Problem statement: An exact reproduction of the records is required, with all images left out.

Raw records:
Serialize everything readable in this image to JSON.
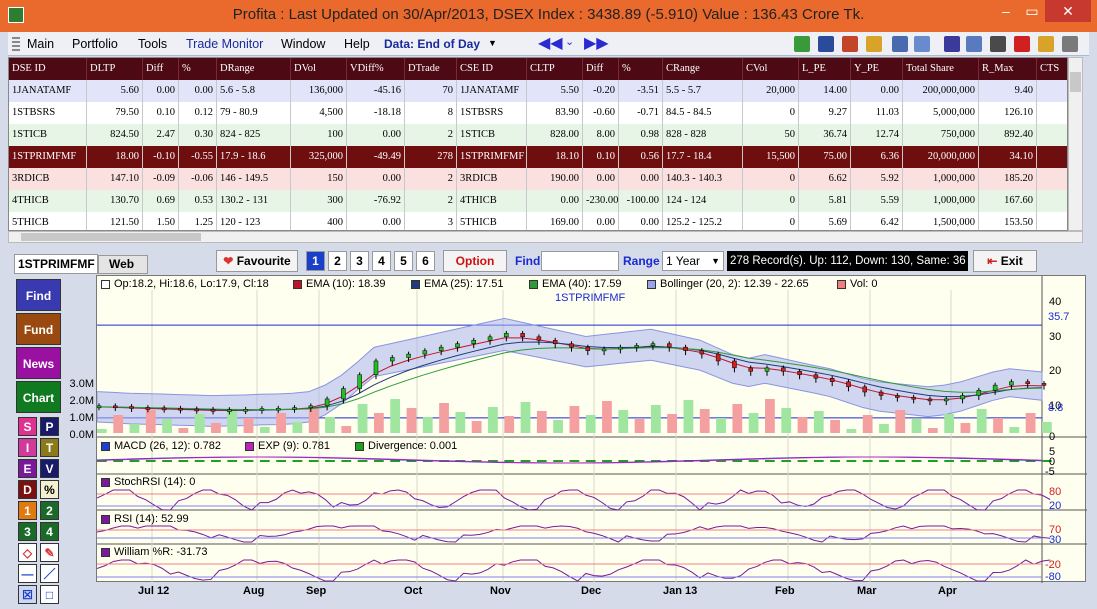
{
  "window": {
    "title": "Profita : Last Updated on 30/Apr/2013,  DSEX Index : 3438.89 (-5.910)  Value : 136.43 Crore Tk.",
    "min": "–",
    "restore": "▭",
    "close": "✕"
  },
  "menu": {
    "items": [
      "Main",
      "Portfolio",
      "Tools",
      "Trade Monitor",
      "Window",
      "Help"
    ],
    "data_selector": "Data: End of Day"
  },
  "table": {
    "columns": [
      "DSE ID",
      "DLTP",
      "Diff",
      "%",
      "DRange",
      "DVol",
      "VDiff%",
      "DTrade",
      "CSE ID",
      "CLTP",
      "Diff",
      "%",
      "CRange",
      "CVol",
      "L_PE",
      "Y_PE",
      "Total Share",
      "R_Max",
      "CTS"
    ],
    "rows": [
      [
        "1JANATAMF",
        "5.60",
        "0.00",
        "0.00",
        "5.6 -  5.8",
        "136,000",
        "-45.16",
        "70",
        "1JANATAMF",
        "5.50",
        "-0.20",
        "-3.51",
        "5.5 -  5.7",
        "20,000",
        "14.00",
        "0.00",
        "200,000,000",
        "9.40",
        ""
      ],
      [
        "1STBSRS",
        "79.50",
        "0.10",
        "0.12",
        "79 -  80.9",
        "4,500",
        "-18.18",
        "8",
        "1STBSRS",
        "83.90",
        "-0.60",
        "-0.71",
        "84.5 -  84.5",
        "0",
        "9.27",
        "11.03",
        "5,000,000",
        "126.10",
        ""
      ],
      [
        "1STICB",
        "824.50",
        "2.47",
        "0.30",
        "824 -  825",
        "100",
        "0.00",
        "2",
        "1STICB",
        "828.00",
        "8.00",
        "0.98",
        "828 -  828",
        "50",
        "36.74",
        "12.74",
        "750,000",
        "892.40",
        ""
      ],
      [
        "1STPRIMFMF",
        "18.00",
        "-0.10",
        "-0.55",
        "17.9 -  18.6",
        "325,000",
        "-49.49",
        "278",
        "1STPRIMFMF",
        "18.10",
        "0.10",
        "0.56",
        "17.7 -  18.4",
        "15,500",
        "75.00",
        "6.36",
        "20,000,000",
        "34.10",
        ""
      ],
      [
        "3RDICB",
        "147.10",
        "-0.09",
        "-0.06",
        "146 -  149.5",
        "150",
        "0.00",
        "2",
        "3RDICB",
        "190.00",
        "0.00",
        "0.00",
        "140.3 -  140.3",
        "0",
        "6.62",
        "5.92",
        "1,000,000",
        "185.20",
        ""
      ],
      [
        "4THICB",
        "130.70",
        "0.69",
        "0.53",
        "130.2 -  131",
        "300",
        "-76.92",
        "2",
        "4THICB",
        "0.00",
        "-230.00",
        "-100.00",
        "124 -  124",
        "0",
        "5.81",
        "5.59",
        "1,000,000",
        "167.60",
        ""
      ],
      [
        "5THICB",
        "121.50",
        "1.50",
        "1.25",
        "120 -  123",
        "400",
        "0.00",
        "3",
        "5THICB",
        "169.00",
        "0.00",
        "0.00",
        "125.2 -  125.2",
        "0",
        "5.69",
        "6.42",
        "1,500,000",
        "153.50",
        ""
      ]
    ]
  },
  "controls": {
    "symbol_tab": "1STPRIMFMF",
    "web_tab": "Web",
    "favourite": "Favourite",
    "layouts": [
      "1",
      "2",
      "3",
      "4",
      "5",
      "6"
    ],
    "option": "Option",
    "find_label": "Find",
    "find_value": "",
    "range_label": "Range",
    "range_value": "1 Year",
    "status": "278 Record(s). Up: 112, Down: 130, Same: 36",
    "exit": "Exit"
  },
  "left_panel": {
    "buttons": [
      "Find",
      "Fund",
      "News",
      "Chart"
    ],
    "grid": [
      "S",
      "P",
      "I",
      "T",
      "E",
      "V",
      "D",
      "%",
      "1",
      "2",
      "3",
      "4"
    ]
  },
  "chart_data": {
    "type": "line",
    "title": "1STPRIMFMF",
    "ohlc_label": "Op:18.2, Hi:18.6, Lo:17.9, Cl:18",
    "legends": [
      {
        "name": "EMA (10): 18.39",
        "color": "#c0142c"
      },
      {
        "name": "EMA (25): 17.51",
        "color": "#1f3b7a"
      },
      {
        "name": "EMA (40): 17.59",
        "color": "#2e9a3a"
      },
      {
        "name": "Bollinger (20, 2): 12.39 - 22.65",
        "color": "#9aa4e8"
      },
      {
        "name": "Vol: 0",
        "color": "#f08080"
      }
    ],
    "price_axis": [
      "40",
      "30",
      "20",
      "10"
    ],
    "marker_high": "35.7",
    "marker_low": "8.8",
    "vol_axis": [
      "3.0M",
      "2.0M",
      "1.0M",
      "0.0M"
    ],
    "x_labels": [
      "Jul 12",
      "Aug",
      "Sep",
      "Oct",
      "Nov",
      "Dec",
      "Jan 13",
      "Feb",
      "Mar",
      "Apr"
    ],
    "close": [
      12,
      11.8,
      11.5,
      11.4,
      11.3,
      11.1,
      11,
      10.8,
      10.9,
      11,
      11.2,
      11.3,
      11.5,
      12,
      14,
      17,
      21,
      25,
      26,
      27,
      28,
      29,
      30,
      31,
      32,
      33,
      32,
      31,
      30,
      29,
      28,
      28.5,
      29,
      29.5,
      30,
      29,
      28,
      27,
      25,
      23,
      22,
      23,
      22,
      21,
      20,
      19,
      17.5,
      16,
      15,
      14.5,
      14,
      13.5,
      14,
      15,
      16.5,
      18,
      19,
      18.5,
      18
    ],
    "macd": {
      "label": "MACD (26, 12): 0.782",
      "exp": "EXP (9): 0.781",
      "divergence": "Divergence: 0.001",
      "axis": [
        "5",
        "0",
        "-5"
      ]
    },
    "stochrsi": {
      "label": "StochRSI (14): 0",
      "axis": [
        "80",
        "20"
      ]
    },
    "rsi": {
      "label": "RSI (14): 52.99",
      "axis": [
        "70",
        "30"
      ]
    },
    "williams": {
      "label": "William %R: -31.73",
      "axis": [
        "-20",
        "-80"
      ]
    }
  },
  "colors": {
    "title_bg": "#e96a2c",
    "header_bg": "#4d0a14",
    "selected_row": "#6e0e0e"
  }
}
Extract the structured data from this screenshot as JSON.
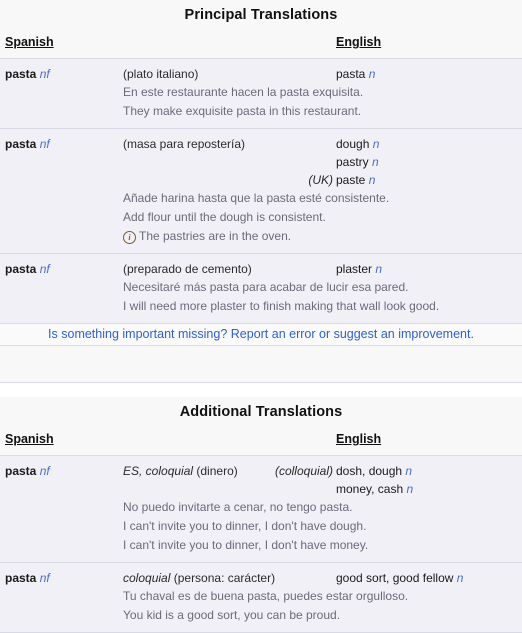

Response to this exercise:
Serialize everything readable in this image to JSON.
{
  "window": {
    "title": "Profita : Last Updated on 30/Apr/2013,  DSEX Index : 3438.89 (-5.910)  Value : 136.43 Crore Tk.",
    "min": "–",
    "restore": "▭",
    "close": "✕"
  },
  "menu": {
    "items": [
      "Main",
      "Portfolio",
      "Tools",
      "Trade Monitor",
      "Window",
      "Help"
    ],
    "data_selector": "Data: End of Day"
  },
  "table": {
    "columns": [
      "DSE ID",
      "DLTP",
      "Diff",
      "%",
      "DRange",
      "DVol",
      "VDiff%",
      "DTrade",
      "CSE ID",
      "CLTP",
      "Diff",
      "%",
      "CRange",
      "CVol",
      "L_PE",
      "Y_PE",
      "Total Share",
      "R_Max",
      "CTS"
    ],
    "rows": [
      [
        "1JANATAMF",
        "5.60",
        "0.00",
        "0.00",
        "5.6 -  5.8",
        "136,000",
        "-45.16",
        "70",
        "1JANATAMF",
        "5.50",
        "-0.20",
        "-3.51",
        "5.5 -  5.7",
        "20,000",
        "14.00",
        "0.00",
        "200,000,000",
        "9.40",
        ""
      ],
      [
        "1STBSRS",
        "79.50",
        "0.10",
        "0.12",
        "79 -  80.9",
        "4,500",
        "-18.18",
        "8",
        "1STBSRS",
        "83.90",
        "-0.60",
        "-0.71",
        "84.5 -  84.5",
        "0",
        "9.27",
        "11.03",
        "5,000,000",
        "126.10",
        ""
      ],
      [
        "1STICB",
        "824.50",
        "2.47",
        "0.30",
        "824 -  825",
        "100",
        "0.00",
        "2",
        "1STICB",
        "828.00",
        "8.00",
        "0.98",
        "828 -  828",
        "50",
        "36.74",
        "12.74",
        "750,000",
        "892.40",
        ""
      ],
      [
        "1STPRIMFMF",
        "18.00",
        "-0.10",
        "-0.55",
        "17.9 -  18.6",
        "325,000",
        "-49.49",
        "278",
        "1STPRIMFMF",
        "18.10",
        "0.10",
        "0.56",
        "17.7 -  18.4",
        "15,500",
        "75.00",
        "6.36",
        "20,000,000",
        "34.10",
        ""
      ],
      [
        "3RDICB",
        "147.10",
        "-0.09",
        "-0.06",
        "146 -  149.5",
        "150",
        "0.00",
        "2",
        "3RDICB",
        "190.00",
        "0.00",
        "0.00",
        "140.3 -  140.3",
        "0",
        "6.62",
        "5.92",
        "1,000,000",
        "185.20",
        ""
      ],
      [
        "4THICB",
        "130.70",
        "0.69",
        "0.53",
        "130.2 -  131",
        "300",
        "-76.92",
        "2",
        "4THICB",
        "0.00",
        "-230.00",
        "-100.00",
        "124 -  124",
        "0",
        "5.81",
        "5.59",
        "1,000,000",
        "167.60",
        ""
      ],
      [
        "5THICB",
        "121.50",
        "1.50",
        "1.25",
        "120 -  123",
        "400",
        "0.00",
        "3",
        "5THICB",
        "169.00",
        "0.00",
        "0.00",
        "125.2 -  125.2",
        "0",
        "5.69",
        "6.42",
        "1,500,000",
        "153.50",
        ""
      ]
    ]
  },
  "controls": {
    "symbol_tab": "1STPRIMFMF",
    "web_tab": "Web",
    "favourite": "Favourite",
    "layouts": [
      "1",
      "2",
      "3",
      "4",
      "5",
      "6"
    ],
    "option": "Option",
    "find_label": "Find",
    "find_value": "",
    "range_label": "Range",
    "range_value": "1 Year",
    "status": "278 Record(s). Up: 112, Down: 130, Same: 36",
    "exit": "Exit"
  },
  "left_panel": {
    "buttons": [
      "Find",
      "Fund",
      "News",
      "Chart"
    ],
    "grid": [
      "S",
      "P",
      "I",
      "T",
      "E",
      "V",
      "D",
      "%",
      "1",
      "2",
      "3",
      "4"
    ]
  },
  "chart_data": {
    "type": "line",
    "title": "1STPRIMFMF",
    "ohlc_label": "Op:18.2, Hi:18.6, Lo:17.9, Cl:18",
    "legends": [
      {
        "name": "EMA (10): 18.39",
        "color": "#c0142c"
      },
      {
        "name": "EMA (25): 17.51",
        "color": "#1f3b7a"
      },
      {
        "name": "EMA (40): 17.59",
        "color": "#2e9a3a"
      },
      {
        "name": "Bollinger (20, 2): 12.39 - 22.65",
        "color": "#9aa4e8"
      },
      {
        "name": "Vol: 0",
        "color": "#f08080"
      }
    ],
    "price_axis": [
      "40",
      "30",
      "20",
      "10"
    ],
    "marker_high": "35.7",
    "marker_low": "8.8",
    "vol_axis": [
      "3.0M",
      "2.0M",
      "1.0M",
      "0.0M"
    ],
    "x_labels": [
      "Jul 12",
      "Aug",
      "Sep",
      "Oct",
      "Nov",
      "Dec",
      "Jan 13",
      "Feb",
      "Mar",
      "Apr"
    ],
    "close": [
      12,
      11.8,
      11.5,
      11.4,
      11.3,
      11.1,
      11,
      10.8,
      10.9,
      11,
      11.2,
      11.3,
      11.5,
      12,
      14,
      17,
      21,
      25,
      26,
      27,
      28,
      29,
      30,
      31,
      32,
      33,
      32,
      31,
      30,
      29,
      28,
      28.5,
      29,
      29.5,
      30,
      29,
      28,
      27,
      25,
      23,
      22,
      23,
      22,
      21,
      20,
      19,
      17.5,
      16,
      15,
      14.5,
      14,
      13.5,
      14,
      15,
      16.5,
      18,
      19,
      18.5,
      18
    ],
    "macd": {
      "label": "MACD (26, 12): 0.782",
      "exp": "EXP (9): 0.781",
      "divergence": "Divergence: 0.001",
      "axis": [
        "5",
        "0",
        "-5"
      ]
    },
    "stochrsi": {
      "label": "StochRSI (14): 0",
      "axis": [
        "80",
        "20"
      ]
    },
    "rsi": {
      "label": "RSI (14): 52.99",
      "axis": [
        "70",
        "30"
      ]
    },
    "williams": {
      "label": "William %R: -31.73",
      "axis": [
        "-20",
        "-80"
      ]
    }
  },
  "colors": {
    "title_bg": "#e96a2c",
    "header_bg": "#4d0a14",
    "selected_row": "#6e0e0e"
  }
}
Extract the structured data from this screenshot as JSON.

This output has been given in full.